*WHAT IS ASKED:*
Copy out lines with the word "document" from the material that follows.
◇ ◇ ◇ ◇
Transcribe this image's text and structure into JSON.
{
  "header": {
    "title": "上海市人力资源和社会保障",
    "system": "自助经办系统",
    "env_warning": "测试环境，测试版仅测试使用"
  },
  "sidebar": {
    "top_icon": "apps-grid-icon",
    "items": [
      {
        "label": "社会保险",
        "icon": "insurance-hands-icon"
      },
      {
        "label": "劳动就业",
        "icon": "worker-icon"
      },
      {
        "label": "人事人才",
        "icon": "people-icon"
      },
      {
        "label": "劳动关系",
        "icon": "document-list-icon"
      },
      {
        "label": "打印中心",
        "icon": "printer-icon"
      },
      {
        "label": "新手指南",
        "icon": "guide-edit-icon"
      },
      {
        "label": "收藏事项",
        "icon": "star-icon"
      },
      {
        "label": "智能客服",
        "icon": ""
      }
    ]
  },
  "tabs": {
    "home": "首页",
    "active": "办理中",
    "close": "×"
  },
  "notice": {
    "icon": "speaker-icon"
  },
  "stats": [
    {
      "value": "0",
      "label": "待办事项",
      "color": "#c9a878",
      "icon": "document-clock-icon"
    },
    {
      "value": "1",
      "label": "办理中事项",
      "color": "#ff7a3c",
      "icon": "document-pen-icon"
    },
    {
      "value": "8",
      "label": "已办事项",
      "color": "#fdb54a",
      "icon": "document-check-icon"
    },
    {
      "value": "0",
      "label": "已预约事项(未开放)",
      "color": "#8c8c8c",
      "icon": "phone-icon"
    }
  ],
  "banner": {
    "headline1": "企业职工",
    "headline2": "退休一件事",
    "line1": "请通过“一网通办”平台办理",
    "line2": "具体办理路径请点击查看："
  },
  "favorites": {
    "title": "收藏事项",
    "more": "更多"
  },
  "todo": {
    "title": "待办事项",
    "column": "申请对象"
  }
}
◇ ◇ ◇ ◇
*RESULT OF THIS EXERCISE:*
        "icon": "document-list-icon"
      "icon": "document-clock-icon"
      "icon": "document-pen-icon"
      "icon": "document-check-icon"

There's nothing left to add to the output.